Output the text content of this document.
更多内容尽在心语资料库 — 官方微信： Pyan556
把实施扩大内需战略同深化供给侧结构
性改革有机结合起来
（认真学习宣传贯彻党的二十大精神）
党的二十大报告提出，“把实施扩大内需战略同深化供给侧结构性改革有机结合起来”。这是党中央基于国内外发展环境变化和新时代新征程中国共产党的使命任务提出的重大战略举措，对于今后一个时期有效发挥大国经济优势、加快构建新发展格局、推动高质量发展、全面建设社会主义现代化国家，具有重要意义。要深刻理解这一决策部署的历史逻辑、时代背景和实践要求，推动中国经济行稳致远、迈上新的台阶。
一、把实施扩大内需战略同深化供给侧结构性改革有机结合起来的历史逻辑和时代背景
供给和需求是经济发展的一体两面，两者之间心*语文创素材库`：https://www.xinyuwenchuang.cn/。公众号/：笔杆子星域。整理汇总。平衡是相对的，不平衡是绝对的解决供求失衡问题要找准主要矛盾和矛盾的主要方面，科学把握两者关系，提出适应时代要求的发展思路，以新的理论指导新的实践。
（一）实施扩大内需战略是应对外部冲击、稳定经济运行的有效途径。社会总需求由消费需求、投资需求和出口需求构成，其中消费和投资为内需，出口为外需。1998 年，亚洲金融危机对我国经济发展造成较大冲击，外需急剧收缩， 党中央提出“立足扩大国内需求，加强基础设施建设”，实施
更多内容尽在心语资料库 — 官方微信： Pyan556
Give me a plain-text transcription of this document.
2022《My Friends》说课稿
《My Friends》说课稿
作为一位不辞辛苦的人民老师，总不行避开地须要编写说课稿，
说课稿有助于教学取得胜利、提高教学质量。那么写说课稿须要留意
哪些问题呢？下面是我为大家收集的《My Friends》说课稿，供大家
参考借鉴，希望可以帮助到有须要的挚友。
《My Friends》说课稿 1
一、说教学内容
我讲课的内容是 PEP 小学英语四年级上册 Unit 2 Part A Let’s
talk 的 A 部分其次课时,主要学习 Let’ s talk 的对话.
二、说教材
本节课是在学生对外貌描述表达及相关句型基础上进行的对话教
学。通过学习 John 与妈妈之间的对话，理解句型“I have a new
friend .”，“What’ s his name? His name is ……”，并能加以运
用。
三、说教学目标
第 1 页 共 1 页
┄┄┄┄┄┄┄┄┄┄┄┄┄┄┄┄┄┄┄┄
EXERCISE DIRECTIONS>
Extract, from the listing above, every line where the string "document" occurs.

RESPONSE TO THIS EXERCISE>
Output the text content of this document.
Give me a plain-text transcription of this document.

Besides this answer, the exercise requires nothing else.